Stored dataset items:
********
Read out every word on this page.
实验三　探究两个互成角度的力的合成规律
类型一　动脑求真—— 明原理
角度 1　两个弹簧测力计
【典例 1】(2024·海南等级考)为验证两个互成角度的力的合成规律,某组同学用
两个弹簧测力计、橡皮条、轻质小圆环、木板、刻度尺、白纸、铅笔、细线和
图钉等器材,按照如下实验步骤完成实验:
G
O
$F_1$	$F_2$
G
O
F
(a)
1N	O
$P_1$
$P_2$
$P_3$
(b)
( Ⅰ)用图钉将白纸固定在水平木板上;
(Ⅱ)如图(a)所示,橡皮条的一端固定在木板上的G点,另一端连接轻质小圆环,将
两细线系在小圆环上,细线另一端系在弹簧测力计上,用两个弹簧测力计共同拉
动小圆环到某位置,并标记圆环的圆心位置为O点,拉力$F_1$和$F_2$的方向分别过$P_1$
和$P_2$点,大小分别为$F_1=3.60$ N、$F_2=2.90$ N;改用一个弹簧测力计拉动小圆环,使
********
# TASK DIRECTIONS
Restate every entry word for word.

# SOLUTION TO THIS PROBLEM
Read out every word on this page.
实验三　探究两个互成角度的力的合成规律
类型一　动脑求真—— 明原理
角度 1　两个弹簧测力计
【典例 1】(2024·海南等级考)为验证两个互成角度的力的合成规律,某组同学用
两个弹簧测力计、橡皮条、轻质小圆环、木板、刻度尺、白纸、铅笔、细线和
图钉等器材,按照如下实验步骤完成实验:
G
O
$F_1$	$F_2$
G
O
F
(a)
1N	O
$P_1$
$P_2$
$P_3$
(b)
( Ⅰ)用图钉将白纸固定在水平木板上;
(Ⅱ)如图(a)所示,橡皮条的一端固定在木板上的G点,另一端连接轻质小圆环,将
两细线系在小圆环上,细线另一端系在弹簧测力计上,用两个弹簧测力计共同拉
动小圆环到某位置,并标记圆环的圆心位置为O点,拉力$F_1$和$F_2$的方向分别过$P_1$
和$P_2$点,大小分别为$F_1=3.60$ N、$F_2=2.90$ N;改用一个弹簧测力计拉动小圆环,使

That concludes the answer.